- _The task_: Your answer should be a single number: the count of lines holding the word "picture".

- _Extracted records_:

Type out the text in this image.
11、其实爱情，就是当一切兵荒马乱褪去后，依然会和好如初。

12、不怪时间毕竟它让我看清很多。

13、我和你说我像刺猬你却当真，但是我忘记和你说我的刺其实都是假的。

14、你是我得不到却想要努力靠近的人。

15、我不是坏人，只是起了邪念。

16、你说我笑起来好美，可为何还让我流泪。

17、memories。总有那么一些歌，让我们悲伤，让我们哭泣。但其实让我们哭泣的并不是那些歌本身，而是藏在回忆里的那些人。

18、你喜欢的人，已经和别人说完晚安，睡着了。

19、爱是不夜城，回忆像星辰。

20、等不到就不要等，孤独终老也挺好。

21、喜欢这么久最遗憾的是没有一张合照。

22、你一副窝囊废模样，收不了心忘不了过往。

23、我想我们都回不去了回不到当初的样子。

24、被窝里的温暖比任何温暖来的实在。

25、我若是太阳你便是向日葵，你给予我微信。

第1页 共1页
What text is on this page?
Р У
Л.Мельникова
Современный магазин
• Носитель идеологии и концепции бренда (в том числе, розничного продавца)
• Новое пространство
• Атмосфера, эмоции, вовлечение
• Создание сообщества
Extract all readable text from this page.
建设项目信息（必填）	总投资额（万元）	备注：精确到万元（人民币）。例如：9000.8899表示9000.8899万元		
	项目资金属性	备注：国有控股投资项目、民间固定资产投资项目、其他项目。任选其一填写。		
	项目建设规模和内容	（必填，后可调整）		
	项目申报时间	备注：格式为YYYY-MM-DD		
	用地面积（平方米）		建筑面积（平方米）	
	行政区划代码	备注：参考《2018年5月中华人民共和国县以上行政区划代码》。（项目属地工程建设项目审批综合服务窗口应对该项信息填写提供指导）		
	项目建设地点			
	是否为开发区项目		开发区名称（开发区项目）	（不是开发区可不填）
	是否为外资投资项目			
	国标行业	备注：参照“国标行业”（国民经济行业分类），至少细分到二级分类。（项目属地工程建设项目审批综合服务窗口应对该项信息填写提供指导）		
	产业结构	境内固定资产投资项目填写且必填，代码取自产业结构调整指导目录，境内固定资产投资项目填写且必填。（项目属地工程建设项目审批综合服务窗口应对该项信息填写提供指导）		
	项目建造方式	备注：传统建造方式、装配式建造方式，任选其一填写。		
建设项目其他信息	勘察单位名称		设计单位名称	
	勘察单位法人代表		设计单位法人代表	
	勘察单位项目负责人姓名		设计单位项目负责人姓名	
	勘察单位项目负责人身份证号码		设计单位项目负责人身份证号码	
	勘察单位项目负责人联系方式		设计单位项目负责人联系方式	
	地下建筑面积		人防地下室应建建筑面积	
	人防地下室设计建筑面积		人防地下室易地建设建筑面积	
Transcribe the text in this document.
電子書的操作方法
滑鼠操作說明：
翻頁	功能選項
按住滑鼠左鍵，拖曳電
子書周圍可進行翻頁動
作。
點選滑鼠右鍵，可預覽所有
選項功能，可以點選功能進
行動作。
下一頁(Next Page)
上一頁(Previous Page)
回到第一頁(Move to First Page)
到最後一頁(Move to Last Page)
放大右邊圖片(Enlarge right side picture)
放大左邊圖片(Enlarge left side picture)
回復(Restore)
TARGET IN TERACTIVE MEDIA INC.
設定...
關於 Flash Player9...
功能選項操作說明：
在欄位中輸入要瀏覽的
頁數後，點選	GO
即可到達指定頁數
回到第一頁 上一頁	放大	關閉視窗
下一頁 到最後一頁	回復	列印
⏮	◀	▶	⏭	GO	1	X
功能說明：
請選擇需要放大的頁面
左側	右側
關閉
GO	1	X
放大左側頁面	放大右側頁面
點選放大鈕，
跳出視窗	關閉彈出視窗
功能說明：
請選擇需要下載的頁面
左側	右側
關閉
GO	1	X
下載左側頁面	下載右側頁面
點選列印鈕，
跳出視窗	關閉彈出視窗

- _Complete response_: 2